> **THE REQUEST**
Below are the records. Count the lines containing the string "加油机上方油品灯箱无积尘无蜘蛛网", and reply with the number alone.

> **RECORDS FOR THE TASK**
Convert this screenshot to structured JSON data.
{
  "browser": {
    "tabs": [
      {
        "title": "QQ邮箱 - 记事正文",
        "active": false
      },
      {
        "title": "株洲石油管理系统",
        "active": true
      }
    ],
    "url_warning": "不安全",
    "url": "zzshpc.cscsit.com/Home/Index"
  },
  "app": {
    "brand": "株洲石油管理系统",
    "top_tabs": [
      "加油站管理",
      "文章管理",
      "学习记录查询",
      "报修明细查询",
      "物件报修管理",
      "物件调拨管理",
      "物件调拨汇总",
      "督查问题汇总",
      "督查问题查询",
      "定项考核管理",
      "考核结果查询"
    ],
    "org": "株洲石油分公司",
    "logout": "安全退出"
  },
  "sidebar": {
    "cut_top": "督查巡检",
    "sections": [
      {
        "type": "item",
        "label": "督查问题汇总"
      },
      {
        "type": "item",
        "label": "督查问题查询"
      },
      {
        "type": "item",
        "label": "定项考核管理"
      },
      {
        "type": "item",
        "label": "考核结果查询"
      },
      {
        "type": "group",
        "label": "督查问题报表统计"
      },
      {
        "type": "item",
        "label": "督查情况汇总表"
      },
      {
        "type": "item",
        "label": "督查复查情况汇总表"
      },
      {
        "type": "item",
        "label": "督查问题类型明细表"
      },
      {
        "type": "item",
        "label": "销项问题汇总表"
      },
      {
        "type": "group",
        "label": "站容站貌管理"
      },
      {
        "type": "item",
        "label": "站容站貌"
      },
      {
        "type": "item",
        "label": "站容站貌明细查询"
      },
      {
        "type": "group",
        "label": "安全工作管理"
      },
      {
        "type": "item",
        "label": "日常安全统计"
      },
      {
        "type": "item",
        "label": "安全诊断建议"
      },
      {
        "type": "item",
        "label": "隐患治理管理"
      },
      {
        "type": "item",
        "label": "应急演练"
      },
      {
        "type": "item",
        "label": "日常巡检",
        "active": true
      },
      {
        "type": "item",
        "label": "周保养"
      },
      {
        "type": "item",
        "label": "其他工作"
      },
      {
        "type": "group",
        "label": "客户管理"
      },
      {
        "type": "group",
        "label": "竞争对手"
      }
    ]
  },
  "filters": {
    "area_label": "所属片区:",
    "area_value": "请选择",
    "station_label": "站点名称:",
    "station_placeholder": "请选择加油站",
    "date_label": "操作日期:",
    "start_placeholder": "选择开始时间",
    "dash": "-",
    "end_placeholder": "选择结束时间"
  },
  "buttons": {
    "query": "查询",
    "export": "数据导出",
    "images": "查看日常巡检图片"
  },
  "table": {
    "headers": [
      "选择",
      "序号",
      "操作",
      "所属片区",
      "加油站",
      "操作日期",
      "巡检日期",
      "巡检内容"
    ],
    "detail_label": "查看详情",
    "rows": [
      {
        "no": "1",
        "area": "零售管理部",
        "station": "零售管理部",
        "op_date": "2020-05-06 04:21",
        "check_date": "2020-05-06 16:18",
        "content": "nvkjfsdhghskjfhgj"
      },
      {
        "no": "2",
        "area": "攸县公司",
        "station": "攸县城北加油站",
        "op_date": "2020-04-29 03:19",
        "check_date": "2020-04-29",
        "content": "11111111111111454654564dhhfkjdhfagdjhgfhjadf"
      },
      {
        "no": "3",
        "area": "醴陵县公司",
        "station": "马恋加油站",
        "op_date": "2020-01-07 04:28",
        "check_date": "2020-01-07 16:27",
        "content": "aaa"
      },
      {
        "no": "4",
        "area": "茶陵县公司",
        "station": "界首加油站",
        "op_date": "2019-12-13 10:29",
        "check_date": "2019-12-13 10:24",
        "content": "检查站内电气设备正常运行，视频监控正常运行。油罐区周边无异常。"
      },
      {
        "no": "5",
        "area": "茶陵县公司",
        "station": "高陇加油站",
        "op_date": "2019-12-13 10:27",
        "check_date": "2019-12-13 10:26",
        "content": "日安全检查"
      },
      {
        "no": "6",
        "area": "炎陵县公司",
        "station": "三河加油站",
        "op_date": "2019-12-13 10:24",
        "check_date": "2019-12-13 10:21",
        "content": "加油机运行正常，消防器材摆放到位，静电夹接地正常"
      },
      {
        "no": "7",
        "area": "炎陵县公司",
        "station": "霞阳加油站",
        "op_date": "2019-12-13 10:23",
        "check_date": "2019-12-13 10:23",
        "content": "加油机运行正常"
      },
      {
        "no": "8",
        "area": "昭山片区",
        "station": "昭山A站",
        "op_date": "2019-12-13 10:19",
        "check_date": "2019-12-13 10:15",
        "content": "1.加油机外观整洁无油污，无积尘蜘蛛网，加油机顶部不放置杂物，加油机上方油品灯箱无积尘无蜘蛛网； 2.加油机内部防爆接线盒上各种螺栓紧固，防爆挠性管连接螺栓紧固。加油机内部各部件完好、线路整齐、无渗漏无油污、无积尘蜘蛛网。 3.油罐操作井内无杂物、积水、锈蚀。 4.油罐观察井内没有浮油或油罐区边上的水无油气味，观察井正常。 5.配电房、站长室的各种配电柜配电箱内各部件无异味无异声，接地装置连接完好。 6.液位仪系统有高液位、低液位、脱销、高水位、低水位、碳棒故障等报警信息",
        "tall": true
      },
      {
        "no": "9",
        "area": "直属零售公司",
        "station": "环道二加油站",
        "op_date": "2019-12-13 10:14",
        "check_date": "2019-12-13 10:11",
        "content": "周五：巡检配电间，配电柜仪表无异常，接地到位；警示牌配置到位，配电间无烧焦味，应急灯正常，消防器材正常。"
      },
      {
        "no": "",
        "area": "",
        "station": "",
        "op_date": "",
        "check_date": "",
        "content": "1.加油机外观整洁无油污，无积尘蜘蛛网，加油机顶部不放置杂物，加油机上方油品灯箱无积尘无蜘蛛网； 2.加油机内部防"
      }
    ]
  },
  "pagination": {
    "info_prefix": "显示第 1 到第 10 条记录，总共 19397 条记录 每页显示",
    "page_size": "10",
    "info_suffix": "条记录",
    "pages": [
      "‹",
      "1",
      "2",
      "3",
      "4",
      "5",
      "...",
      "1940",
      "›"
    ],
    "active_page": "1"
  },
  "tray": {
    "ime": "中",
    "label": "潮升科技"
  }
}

> **TASK RESULT**
2